**What is required**
Copy out all lines where "within" appears.

Begin Records for the task

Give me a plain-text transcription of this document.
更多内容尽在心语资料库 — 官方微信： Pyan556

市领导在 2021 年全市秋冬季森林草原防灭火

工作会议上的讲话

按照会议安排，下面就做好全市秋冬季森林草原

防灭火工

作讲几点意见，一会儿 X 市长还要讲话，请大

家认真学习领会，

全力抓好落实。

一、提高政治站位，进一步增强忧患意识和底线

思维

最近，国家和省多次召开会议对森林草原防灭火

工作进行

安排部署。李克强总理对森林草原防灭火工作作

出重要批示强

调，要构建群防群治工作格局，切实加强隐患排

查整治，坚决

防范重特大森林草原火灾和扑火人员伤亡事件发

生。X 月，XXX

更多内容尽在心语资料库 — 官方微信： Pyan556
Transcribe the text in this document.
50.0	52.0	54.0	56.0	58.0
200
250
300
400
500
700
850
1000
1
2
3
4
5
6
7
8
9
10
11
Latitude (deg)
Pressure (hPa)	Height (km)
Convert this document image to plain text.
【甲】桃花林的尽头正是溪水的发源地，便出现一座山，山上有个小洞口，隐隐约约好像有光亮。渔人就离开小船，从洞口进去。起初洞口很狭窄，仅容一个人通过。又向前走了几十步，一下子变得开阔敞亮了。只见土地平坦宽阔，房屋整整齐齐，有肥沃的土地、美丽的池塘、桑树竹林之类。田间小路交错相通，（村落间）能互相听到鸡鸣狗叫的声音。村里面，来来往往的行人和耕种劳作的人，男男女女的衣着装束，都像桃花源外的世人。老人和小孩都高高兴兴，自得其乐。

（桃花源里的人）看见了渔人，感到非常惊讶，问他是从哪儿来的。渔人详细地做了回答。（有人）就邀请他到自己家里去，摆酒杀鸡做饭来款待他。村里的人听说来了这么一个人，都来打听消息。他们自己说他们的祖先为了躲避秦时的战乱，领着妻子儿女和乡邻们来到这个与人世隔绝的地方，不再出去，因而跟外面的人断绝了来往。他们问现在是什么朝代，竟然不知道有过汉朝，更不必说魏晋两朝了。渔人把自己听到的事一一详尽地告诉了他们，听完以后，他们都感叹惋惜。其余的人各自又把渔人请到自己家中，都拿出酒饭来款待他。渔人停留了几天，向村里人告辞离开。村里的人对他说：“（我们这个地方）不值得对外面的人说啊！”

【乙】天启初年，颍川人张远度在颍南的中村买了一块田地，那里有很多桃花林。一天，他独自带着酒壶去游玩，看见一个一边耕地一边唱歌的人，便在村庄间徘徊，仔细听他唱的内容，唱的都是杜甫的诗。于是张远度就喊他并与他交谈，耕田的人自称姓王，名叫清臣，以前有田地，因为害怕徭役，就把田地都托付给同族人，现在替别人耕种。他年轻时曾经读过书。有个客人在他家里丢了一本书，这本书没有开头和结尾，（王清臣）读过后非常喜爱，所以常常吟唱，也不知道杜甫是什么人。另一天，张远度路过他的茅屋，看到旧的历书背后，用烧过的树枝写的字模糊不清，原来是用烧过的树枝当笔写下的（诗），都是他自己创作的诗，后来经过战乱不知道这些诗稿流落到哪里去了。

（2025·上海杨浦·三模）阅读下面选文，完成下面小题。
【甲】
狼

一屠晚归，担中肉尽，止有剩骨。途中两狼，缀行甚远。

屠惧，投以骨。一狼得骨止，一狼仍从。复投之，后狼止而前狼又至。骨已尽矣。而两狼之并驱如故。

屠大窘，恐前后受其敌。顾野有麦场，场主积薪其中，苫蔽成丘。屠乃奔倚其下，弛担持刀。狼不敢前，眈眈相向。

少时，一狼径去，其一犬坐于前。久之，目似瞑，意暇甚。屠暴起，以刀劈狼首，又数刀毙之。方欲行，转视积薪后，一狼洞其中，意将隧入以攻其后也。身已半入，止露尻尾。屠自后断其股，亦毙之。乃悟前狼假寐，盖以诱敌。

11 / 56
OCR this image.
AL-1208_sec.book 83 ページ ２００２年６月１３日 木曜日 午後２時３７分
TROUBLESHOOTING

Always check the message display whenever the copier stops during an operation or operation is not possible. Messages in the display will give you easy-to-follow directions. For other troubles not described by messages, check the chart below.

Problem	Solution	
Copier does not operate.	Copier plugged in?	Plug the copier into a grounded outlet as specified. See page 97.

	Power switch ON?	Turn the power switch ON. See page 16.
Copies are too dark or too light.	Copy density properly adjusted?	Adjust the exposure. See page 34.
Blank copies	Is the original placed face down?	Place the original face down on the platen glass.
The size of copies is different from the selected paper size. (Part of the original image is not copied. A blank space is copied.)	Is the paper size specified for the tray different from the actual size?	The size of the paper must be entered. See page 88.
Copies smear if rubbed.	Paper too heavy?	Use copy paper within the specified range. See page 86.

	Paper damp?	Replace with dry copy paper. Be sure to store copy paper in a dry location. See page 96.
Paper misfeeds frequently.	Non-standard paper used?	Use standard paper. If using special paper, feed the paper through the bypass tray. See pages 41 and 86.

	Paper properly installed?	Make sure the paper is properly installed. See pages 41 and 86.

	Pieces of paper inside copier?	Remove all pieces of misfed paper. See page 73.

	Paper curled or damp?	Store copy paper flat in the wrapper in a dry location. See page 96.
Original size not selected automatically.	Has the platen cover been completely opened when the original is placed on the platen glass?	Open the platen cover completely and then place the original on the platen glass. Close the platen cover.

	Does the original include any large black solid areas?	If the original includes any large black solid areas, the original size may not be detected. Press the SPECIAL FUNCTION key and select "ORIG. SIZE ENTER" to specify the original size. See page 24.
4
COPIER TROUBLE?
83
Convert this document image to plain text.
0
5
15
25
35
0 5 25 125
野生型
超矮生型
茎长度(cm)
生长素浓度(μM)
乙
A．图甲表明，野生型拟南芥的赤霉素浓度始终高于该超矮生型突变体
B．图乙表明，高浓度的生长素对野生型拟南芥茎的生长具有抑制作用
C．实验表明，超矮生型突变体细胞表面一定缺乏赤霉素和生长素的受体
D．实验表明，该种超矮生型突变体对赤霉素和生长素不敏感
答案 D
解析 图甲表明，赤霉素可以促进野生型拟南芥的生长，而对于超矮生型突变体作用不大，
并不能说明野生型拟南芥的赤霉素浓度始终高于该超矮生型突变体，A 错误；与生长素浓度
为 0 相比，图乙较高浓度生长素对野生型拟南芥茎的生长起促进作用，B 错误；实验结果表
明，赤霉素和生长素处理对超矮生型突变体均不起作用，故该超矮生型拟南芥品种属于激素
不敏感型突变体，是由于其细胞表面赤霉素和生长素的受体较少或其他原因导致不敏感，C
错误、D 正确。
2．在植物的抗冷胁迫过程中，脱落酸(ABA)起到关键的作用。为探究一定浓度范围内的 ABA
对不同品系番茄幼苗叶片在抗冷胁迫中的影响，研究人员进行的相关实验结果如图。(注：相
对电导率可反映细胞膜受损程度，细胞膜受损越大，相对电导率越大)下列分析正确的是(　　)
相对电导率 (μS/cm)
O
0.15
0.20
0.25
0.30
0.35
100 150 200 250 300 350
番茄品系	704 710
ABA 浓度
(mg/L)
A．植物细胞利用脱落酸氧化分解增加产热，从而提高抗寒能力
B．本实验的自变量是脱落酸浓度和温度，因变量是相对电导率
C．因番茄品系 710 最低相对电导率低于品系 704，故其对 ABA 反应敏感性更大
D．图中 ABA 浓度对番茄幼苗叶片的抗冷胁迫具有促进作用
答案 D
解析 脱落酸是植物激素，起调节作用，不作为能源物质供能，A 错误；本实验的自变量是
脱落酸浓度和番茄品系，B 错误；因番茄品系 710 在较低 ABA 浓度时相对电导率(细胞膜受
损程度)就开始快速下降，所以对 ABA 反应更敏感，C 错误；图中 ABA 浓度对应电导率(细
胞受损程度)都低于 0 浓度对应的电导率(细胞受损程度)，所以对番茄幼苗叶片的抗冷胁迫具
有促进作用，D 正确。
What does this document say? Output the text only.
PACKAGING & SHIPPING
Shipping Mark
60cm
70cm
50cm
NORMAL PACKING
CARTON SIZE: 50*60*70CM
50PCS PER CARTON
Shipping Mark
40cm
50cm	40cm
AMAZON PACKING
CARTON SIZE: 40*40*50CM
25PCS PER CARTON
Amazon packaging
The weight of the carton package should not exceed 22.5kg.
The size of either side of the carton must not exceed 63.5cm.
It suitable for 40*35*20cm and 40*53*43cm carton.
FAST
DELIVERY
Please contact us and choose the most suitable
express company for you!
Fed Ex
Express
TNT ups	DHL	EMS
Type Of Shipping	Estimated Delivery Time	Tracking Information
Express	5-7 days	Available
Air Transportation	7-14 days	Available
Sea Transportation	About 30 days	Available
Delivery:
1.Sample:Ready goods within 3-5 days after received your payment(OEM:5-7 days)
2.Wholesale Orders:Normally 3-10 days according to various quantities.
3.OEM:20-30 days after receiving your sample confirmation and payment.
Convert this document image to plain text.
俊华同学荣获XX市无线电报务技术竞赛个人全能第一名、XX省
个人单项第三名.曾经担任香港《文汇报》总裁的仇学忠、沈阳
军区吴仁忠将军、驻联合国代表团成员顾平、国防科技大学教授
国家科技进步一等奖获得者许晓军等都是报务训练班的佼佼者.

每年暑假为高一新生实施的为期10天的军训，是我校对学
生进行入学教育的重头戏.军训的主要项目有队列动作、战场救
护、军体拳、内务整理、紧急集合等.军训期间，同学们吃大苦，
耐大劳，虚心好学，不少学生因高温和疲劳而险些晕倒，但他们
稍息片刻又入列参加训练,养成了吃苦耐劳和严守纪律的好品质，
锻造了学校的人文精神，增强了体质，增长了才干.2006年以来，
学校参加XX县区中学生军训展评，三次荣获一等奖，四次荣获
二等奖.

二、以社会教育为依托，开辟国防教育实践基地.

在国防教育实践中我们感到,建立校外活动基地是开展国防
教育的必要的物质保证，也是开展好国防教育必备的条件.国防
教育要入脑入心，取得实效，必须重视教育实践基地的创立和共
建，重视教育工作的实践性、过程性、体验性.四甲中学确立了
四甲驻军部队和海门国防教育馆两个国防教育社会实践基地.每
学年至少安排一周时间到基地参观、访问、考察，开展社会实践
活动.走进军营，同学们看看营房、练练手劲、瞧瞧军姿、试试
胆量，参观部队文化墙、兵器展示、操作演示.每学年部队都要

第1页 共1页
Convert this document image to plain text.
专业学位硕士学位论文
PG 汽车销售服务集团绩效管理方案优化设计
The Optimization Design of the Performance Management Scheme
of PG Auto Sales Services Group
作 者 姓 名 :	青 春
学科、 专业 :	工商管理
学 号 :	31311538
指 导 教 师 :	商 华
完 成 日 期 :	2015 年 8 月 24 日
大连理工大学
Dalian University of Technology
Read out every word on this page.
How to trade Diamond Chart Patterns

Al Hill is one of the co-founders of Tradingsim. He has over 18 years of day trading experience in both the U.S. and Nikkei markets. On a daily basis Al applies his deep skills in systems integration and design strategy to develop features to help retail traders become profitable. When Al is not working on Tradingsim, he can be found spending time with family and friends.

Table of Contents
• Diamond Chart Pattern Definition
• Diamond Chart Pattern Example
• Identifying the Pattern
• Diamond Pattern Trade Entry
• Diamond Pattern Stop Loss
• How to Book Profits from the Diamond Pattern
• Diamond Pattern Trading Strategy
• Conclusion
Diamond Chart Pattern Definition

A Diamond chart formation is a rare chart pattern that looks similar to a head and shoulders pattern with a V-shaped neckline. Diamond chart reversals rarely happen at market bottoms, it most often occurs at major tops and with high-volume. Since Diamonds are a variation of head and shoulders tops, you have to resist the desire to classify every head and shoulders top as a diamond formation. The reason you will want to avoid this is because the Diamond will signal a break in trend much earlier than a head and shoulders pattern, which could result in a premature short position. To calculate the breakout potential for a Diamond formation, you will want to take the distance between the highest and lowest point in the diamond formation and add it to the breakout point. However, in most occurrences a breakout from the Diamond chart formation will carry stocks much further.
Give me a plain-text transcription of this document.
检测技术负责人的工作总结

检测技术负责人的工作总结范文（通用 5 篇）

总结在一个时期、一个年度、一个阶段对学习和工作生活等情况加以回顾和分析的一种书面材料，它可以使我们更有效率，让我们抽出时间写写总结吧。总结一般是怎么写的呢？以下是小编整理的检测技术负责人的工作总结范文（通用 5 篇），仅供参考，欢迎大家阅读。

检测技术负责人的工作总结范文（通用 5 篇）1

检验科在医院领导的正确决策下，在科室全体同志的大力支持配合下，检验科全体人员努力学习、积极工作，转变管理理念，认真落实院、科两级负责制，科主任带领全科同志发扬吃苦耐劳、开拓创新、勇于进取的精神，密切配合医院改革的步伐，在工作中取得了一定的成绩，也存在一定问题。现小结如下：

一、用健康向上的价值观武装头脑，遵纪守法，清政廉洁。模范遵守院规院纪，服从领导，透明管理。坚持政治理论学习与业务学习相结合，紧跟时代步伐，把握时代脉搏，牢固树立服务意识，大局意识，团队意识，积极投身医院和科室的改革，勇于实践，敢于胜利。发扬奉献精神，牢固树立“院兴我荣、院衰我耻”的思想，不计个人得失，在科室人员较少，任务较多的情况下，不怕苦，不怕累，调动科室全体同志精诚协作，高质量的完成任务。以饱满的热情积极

End Records for the task

**Problem solution**
Copies smear if rubbed.	Paper too heavy?	Use copy paper within the specified range. See page 86.
1.Sample:Ready goods within 3-5 days after received your payment(OEM:5-7 days)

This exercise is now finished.